# Instructions to follow
From the entries below, report how many lines contain the string "обеспечение". Give only that number.

# The input

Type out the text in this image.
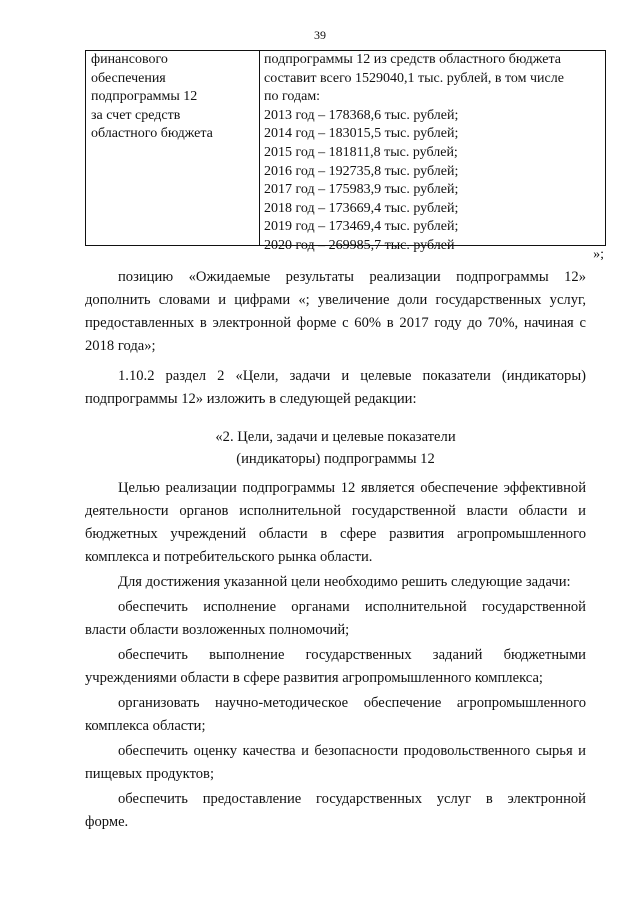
39
финансового
обеспечения
подпрограммы 12
за счет средств
областного бюджета
подпрограммы 12 из средств областного бюджета
составит всего 1529040,1 тыс. рублей, в том числе
по годам:
2013 год – 178368,6 тыс. рублей;
2014 год – 183015,5 тыс. рублей;
2015 год – 181811,8 тыс. рублей;
2016 год – 192735,8 тыс. рублей;
2017 год – 175983,9 тыс. рублей;
2018 год – 173669,4 тыс. рублей;
2019 год – 173469,4 тыс. рублей;
2020 год – 269985,7 тыс. рублей
»;
позицию «Ожидаемые результаты реализации подпрограммы 12»
дополнить словами и цифрами «; увеличение доли государственных услуг,
предоставленных в электронной форме с 60% в 2017 году до 70%, начиная с
2018 года»;
1.10.2 раздел 2 «Цели, задачи и целевые показатели (индикаторы)
подпрограммы 12» изложить в следующей редакции:
«2. Цели, задачи и целевые показатели
(индикаторы) подпрограммы 12
Целью реализации подпрограммы 12 является обеспечение эффективной
деятельности органов исполнительной государственной власти области и
бюджетных учреждений области в сфере развития агропромышленного
комплекса и потребительского рынка области.
Для достижения указанной цели необходимо решить следующие задачи:
обеспечить исполнение органами исполнительной государственной
власти области возложенных полномочий;
обеспечить выполнение государственных заданий бюджетными
учреждениями области в сфере развития агропромышленного комплекса;
организовать научно-методическое обеспечение агропромышленного
комплекса области;
обеспечить оценку качества и безопасности продовольственного сырья и
пищевых продуктов;
обеспечить предоставление государственных услуг в электронной
форме.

# Answer for this exercise
2